*** QUELLE ***

Wie beschaffen sich unsere nächsten Verwandten, die Schimpansen, auch in kargen Zeiten ausreichend Nahrung, um ihre großen, komplexen Gehirne mit Nährstoffen zu versorgen? Dieser Frage ging jetzt ein internationales Forscherteam vom Max-Planck-Institut für evolutionäre Anthropologie in Leipzig nach. Und siehe da: Schon beim Schlafengehen haben kluge Schimpansen das nächste Frühstück genauestens eingeplant.
Karline Janmaat und ihre Kollegen fanden heraus, dass Schimpansen ihre Schlafnester entlang der Strecke zum nächsten Frühstücksbaum bauen, wenn dieser besonders kurzlebige Früchte enthält, die ihnen andere Fruchtfresser tagsüber gern streitig machen. Darüber hinaus zeigen die Forscher, dass die Schimpansen für den Erwerb dieser Früchte ihre Nester morgens früher verlassen (oft noch im Dunkeln, wenn Leoparden auf der Jagd sind), um vor allen anderen am Frühstücksort anzukommen. Dabei gingen sie früher los, je weiter dieser von ihren Schlafnestern entfernt lag.
Nicht alle tropischen Früchte sind bei nahrungssuchenden Tieren gleichermaßen beliebt. Einige Obstbäume werden schneller geplündert oder tragen kürzere Zeit Früchte als andere. Forscher vom Max-Planck-Institut für evolutionäre Anthropologie untersuchten jetzt, inwiefern sich Schimpansen beliebtes und nur für kurze Zeit verfügbares Obst wie zum Beispiel Feigen sichern, indem sie morgens als Erste am Feigenbaum eintreffen, während sie andere Obstsorten problemlos tagsüber naschen.

***

• AUFGABENSTELLUNG:
Schreibe den Text über die Frühstücksplanung der Schimpansen im Anschluss an seinen letzten Satz weiter.

*** BEREITGESTELLTES MATERIAL ***

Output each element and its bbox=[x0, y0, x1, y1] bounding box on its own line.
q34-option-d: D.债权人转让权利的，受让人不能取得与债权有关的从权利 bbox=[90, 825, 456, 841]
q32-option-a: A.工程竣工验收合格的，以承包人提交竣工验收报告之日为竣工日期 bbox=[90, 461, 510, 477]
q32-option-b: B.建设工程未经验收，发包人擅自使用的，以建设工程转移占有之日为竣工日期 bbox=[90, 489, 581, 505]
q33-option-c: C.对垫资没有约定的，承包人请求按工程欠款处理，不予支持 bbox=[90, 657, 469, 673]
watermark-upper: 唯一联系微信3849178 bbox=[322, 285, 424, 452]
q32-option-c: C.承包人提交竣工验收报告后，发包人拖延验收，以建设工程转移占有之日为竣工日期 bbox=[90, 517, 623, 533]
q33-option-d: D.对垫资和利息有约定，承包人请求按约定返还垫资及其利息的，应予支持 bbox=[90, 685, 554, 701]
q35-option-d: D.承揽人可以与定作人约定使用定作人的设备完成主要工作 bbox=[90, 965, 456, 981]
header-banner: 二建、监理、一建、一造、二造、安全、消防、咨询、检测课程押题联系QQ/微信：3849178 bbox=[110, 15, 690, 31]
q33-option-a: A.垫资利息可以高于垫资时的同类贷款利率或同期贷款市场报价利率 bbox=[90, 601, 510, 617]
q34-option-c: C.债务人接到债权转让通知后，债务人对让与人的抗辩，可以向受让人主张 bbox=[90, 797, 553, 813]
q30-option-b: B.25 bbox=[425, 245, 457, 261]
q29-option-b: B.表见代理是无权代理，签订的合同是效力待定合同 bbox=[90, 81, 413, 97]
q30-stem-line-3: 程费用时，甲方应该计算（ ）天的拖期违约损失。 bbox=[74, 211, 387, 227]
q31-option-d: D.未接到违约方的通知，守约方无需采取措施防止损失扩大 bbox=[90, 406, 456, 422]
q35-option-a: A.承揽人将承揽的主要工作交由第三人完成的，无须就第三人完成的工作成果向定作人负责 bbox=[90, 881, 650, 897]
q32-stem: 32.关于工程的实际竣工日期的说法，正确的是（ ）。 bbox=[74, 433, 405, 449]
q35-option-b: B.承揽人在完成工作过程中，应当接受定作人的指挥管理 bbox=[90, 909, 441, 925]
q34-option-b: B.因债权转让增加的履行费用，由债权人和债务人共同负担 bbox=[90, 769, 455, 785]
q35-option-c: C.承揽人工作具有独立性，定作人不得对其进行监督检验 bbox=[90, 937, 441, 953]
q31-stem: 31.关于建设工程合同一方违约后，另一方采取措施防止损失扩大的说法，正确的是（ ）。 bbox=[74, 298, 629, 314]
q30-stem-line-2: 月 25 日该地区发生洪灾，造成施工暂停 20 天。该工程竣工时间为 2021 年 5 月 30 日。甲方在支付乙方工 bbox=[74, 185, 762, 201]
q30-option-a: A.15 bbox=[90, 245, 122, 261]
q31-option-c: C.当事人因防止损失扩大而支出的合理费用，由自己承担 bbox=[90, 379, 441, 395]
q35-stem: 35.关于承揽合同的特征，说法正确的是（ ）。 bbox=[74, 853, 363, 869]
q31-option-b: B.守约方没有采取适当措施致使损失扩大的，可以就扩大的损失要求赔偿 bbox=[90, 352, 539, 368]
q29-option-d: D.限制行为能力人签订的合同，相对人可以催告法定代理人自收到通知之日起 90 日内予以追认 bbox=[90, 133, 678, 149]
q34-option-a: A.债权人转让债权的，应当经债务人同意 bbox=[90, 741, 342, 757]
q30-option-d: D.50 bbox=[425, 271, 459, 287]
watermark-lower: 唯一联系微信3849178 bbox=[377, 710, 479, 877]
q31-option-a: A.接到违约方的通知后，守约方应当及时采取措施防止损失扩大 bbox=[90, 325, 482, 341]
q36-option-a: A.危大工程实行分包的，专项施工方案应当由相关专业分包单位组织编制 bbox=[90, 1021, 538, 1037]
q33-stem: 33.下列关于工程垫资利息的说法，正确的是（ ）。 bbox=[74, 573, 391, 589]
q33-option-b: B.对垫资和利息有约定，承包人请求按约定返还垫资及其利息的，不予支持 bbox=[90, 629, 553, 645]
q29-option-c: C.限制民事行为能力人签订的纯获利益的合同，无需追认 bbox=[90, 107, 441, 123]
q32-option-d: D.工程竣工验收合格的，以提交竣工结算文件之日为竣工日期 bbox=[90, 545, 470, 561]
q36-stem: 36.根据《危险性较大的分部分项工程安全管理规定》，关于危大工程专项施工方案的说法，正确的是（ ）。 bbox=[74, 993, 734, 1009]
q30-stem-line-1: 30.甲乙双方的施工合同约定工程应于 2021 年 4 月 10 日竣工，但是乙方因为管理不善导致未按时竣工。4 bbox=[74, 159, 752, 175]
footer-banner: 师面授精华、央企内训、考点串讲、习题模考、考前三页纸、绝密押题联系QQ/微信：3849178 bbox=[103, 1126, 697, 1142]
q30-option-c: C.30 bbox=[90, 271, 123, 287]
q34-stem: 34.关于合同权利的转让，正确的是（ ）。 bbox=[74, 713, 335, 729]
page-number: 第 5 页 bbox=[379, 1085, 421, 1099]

***
*** BEREITGESTELLTES MATERIAL ***

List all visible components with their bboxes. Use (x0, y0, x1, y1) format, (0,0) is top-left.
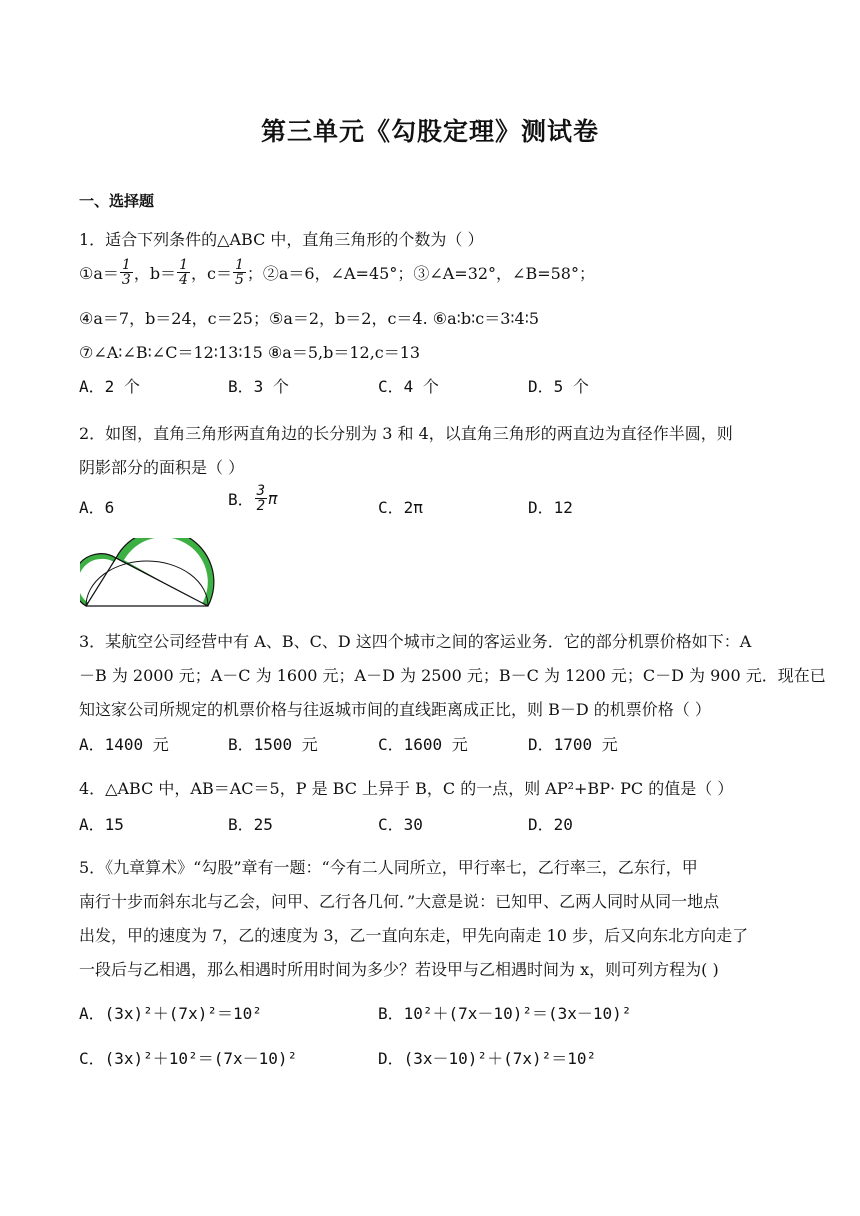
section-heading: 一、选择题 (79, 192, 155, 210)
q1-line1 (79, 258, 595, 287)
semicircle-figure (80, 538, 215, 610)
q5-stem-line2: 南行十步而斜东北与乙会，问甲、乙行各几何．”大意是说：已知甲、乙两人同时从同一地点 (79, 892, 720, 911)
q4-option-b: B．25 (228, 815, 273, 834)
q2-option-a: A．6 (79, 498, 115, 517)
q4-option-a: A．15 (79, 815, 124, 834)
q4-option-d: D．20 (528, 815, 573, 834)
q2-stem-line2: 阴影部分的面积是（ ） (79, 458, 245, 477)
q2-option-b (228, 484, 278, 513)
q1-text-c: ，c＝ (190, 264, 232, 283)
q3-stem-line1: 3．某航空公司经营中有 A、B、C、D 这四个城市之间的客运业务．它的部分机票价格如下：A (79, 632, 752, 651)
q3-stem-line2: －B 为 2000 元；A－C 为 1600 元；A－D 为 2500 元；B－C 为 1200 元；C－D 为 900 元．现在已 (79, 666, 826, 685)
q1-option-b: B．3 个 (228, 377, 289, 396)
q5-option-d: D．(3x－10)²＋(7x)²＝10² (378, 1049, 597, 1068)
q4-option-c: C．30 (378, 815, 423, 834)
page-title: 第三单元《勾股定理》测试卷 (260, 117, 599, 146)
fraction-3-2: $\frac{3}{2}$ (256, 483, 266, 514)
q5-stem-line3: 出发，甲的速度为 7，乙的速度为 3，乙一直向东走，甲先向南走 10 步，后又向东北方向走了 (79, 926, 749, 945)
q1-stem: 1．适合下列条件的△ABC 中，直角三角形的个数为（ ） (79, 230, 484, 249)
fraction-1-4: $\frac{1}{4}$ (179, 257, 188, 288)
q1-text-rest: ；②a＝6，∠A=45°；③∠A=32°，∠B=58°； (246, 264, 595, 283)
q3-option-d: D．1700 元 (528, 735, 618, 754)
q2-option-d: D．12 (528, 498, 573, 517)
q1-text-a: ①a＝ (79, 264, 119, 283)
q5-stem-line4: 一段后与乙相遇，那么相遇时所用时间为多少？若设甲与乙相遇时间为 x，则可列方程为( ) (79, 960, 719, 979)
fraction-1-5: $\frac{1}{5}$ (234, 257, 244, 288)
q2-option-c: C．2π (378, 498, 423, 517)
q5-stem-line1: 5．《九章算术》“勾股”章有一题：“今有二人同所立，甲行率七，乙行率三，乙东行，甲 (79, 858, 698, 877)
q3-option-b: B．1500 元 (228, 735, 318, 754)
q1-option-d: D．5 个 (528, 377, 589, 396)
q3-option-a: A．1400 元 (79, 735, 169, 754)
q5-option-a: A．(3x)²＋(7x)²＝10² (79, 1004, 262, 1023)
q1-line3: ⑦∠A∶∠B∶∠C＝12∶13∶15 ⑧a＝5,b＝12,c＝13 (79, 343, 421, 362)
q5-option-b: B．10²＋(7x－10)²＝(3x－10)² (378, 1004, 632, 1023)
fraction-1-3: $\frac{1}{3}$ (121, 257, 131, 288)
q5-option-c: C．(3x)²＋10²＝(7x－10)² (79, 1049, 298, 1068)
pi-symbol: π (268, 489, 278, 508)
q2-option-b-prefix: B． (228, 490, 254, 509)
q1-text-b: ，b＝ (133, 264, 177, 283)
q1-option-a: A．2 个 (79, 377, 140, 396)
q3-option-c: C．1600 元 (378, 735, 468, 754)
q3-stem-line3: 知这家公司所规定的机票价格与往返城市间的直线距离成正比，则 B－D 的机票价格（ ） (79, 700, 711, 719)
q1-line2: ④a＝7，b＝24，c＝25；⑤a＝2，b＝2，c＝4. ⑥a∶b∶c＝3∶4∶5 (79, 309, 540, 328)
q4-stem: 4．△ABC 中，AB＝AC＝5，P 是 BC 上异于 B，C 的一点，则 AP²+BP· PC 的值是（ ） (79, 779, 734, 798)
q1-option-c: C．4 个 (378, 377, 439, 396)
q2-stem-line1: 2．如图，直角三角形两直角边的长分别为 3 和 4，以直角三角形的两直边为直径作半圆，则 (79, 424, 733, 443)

***

• ERGEBNIS:
Für ihre Studie haben die Forscher im westafrikanischen Taï-Nationalpark an der Elfenbeinküste das Verhalten von fünf weiblichen Schimpansen über 275 komplette Tage bzw. drei nur wenig ertragreiche Fruchtsaisons hinweg aufgezeichnet. Karline Janmaat und ihre Kollegen dokumentierten, wo die Tiere die Nacht verbrachten und woher sie sich wann ihre Nahrung beschafften.
Dabei stellten die Forscher fest, dass die Schimpansen ihre Schlafnester oft vor Sonnenaufgang verließen, wenn ihr Frühstück aus kurzlebigen Früchten bestand und die Bäume von ihrem Aufenthaltsort weiter entfernt waren. “Es war aufregend, die Schimpansenmütter und ihre Kinder in der Morgendämmerung bei ihrem Gang durch den Wald zu beobachten, scheu und wachsam, auf dem Weg zu ihren Frühstücksfeigen. Fünf Tage in der Woche verließen sie ihre Nester vor Sonnenaufgang, während der Rest des Waldes noch schlief”, sagt Karline Janmaat. “Aber es wurde noch spannender: War der Feigenbaum weiter entfernt, brachen die Schimpansen noch früher auf, um vor ihren Konkurrenten dort einzutreffen!”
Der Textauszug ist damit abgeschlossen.